# [Aim of the exercise]
From the listing below, pull out the lines that hold "Mister".

# [Records shown]
****************************************

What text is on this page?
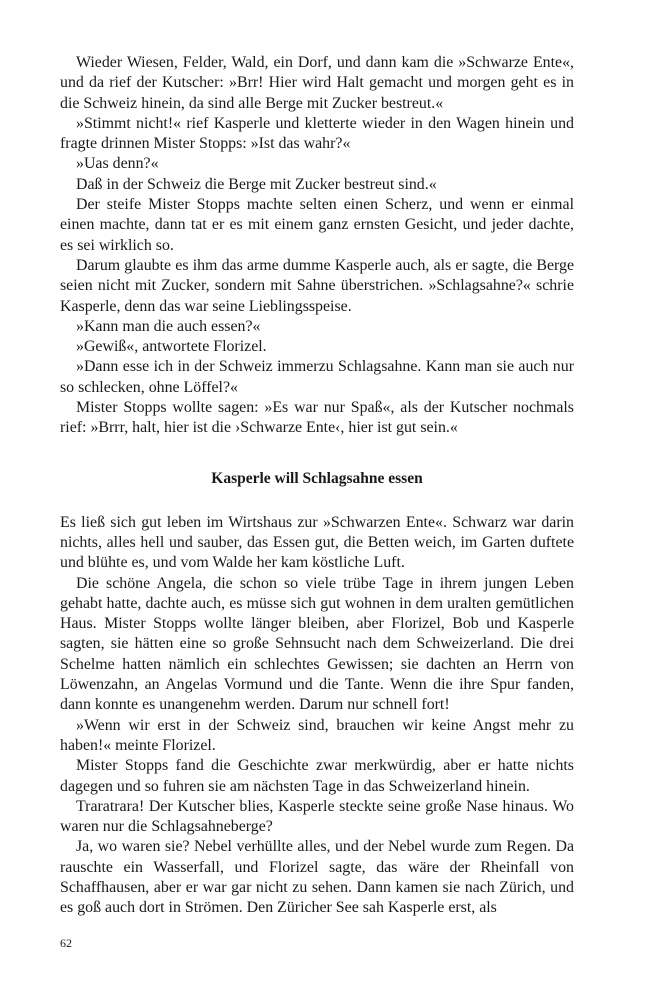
Wieder Wiesen, Felder, Wald, ein Dorf, und dann kam die »Schwarze Ente«, und da rief der Kutscher: »Brr! Hier wird Halt gemacht und morgen geht es in die Schweiz hinein, da sind alle Berge mit Zucker bestreut.«

»Stimmt nicht!« rief Kasperle und kletterte wieder in den Wagen hinein und fragte drinnen Mister Stopps: »Ist das wahr?«

»Uas denn?«

Daß in der Schweiz die Berge mit Zucker bestreut sind.«

Der steife Mister Stopps machte selten einen Scherz, und wenn er einmal einen machte, dann tat er es mit einem ganz ernsten Gesicht, und jeder dachte, es sei wirklich so.

Darum glaubte es ihm das arme dumme Kasperle auch, als er sagte, die Berge seien nicht mit Zucker, sondern mit Sahne überstrichen. »Schlagsahne?« schrie Kasperle, denn das war seine Lieblingsspeise.

»Kann man die auch essen?«

»Gewiß«, antwortete Florizel.

»Dann esse ich in der Schweiz immerzu Schlagsahne. Kann man sie auch nur so schlecken, ohne Löffel?«

Mister Stopps wollte sagen: »Es war nur Spaß«, als der Kutscher nochmals rief: »Brrr, halt, hier ist die ›Schwarze Ente‹, hier ist gut sein.«

Kasperle will Schlagsahne essen

Es ließ sich gut leben im Wirtshaus zur »Schwarzen Ente«. Schwarz war darin nichts, alles hell und sauber, das Essen gut, die Betten weich, im Garten duftete und blühte es, und vom Walde her kam köstliche Luft.

Die schöne Angela, die schon so viele trübe Tage in ihrem jungen Leben gehabt hatte, dachte auch, es müsse sich gut wohnen in dem uralten gemütlichen Haus. Mister Stopps wollte länger bleiben, aber Florizel, Bob und Kasperle sagten, sie hätten eine so große Sehnsucht nach dem Schweizerland. Die drei Schelme hatten nämlich ein schlechtes Gewissen; sie dachten an Herrn von Löwenzahn, an Angelas Vormund und die Tante. Wenn die ihre Spur fanden, dann konnte es unangenehm werden. Darum nur schnell fort!

»Wenn wir erst in der Schweiz sind, brauchen wir keine Angst mehr zu haben!« meinte Florizel.

Mister Stopps fand die Geschichte zwar merkwürdig, aber er hatte nichts dagegen und so fuhren sie am nächsten Tage in das Schweizerland hinein.

Traratrara! Der Kutscher blies, Kasperle steckte seine große Nase hinaus. Wo waren nur die Schlagsahneberge?

Ja, wo waren sie? Nebel verhüllte alles, und der Nebel wurde zum Regen. Da rauschte ein Wasserfall, und Florizel sagte, das wäre der Rheinfall von Schaffhausen, aber er war gar nicht zu sehen. Dann kamen sie nach Zürich, und es goß auch dort in Strömen. Den Züricher See sah Kasperle erst, als

62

****************************************

# [Answer]
»Stimmt nicht!« rief Kasperle und kletterte wieder in den Wagen hinein und fragte drinnen Mister Stopps: »Ist das wahr?«
Der steife Mister Stopps machte selten einen Scherz, und wenn er einmal einen machte, dann tat er es mit einem ganz ernsten Gesicht, und jeder dachte, es sei wirklich so.
Mister Stopps wollte sagen: »Es war nur Spaß«, als der Kutscher nochmals rief: »Brrr, halt, hier ist die ›Schwarze Ente‹, hier ist gut sein.«
Die schöne Angela, die schon so viele trübe Tage in ihrem jungen Leben gehabt hatte, dachte auch, es müsse sich gut wohnen in dem uralten gemütlichen Haus. Mister Stopps wollte länger bleiben, aber Florizel, Bob und Kasperle sagten, sie hätten eine so große Sehnsucht nach dem Schweizerland. Die drei Schelme hatten nämlich ein schlechtes Gewissen; sie dachten an Herrn von Löwenzahn, an Angelas Vormund und die Tante. Wenn die ihre Spur fanden, dann konnte es unangenehm werden. Darum nur schnell fort!
Mister Stopps fand die Geschichte zwar merkwürdig, aber er hatte nichts dagegen und so fuhren sie am nächsten Tage in das Schweizerland hinein.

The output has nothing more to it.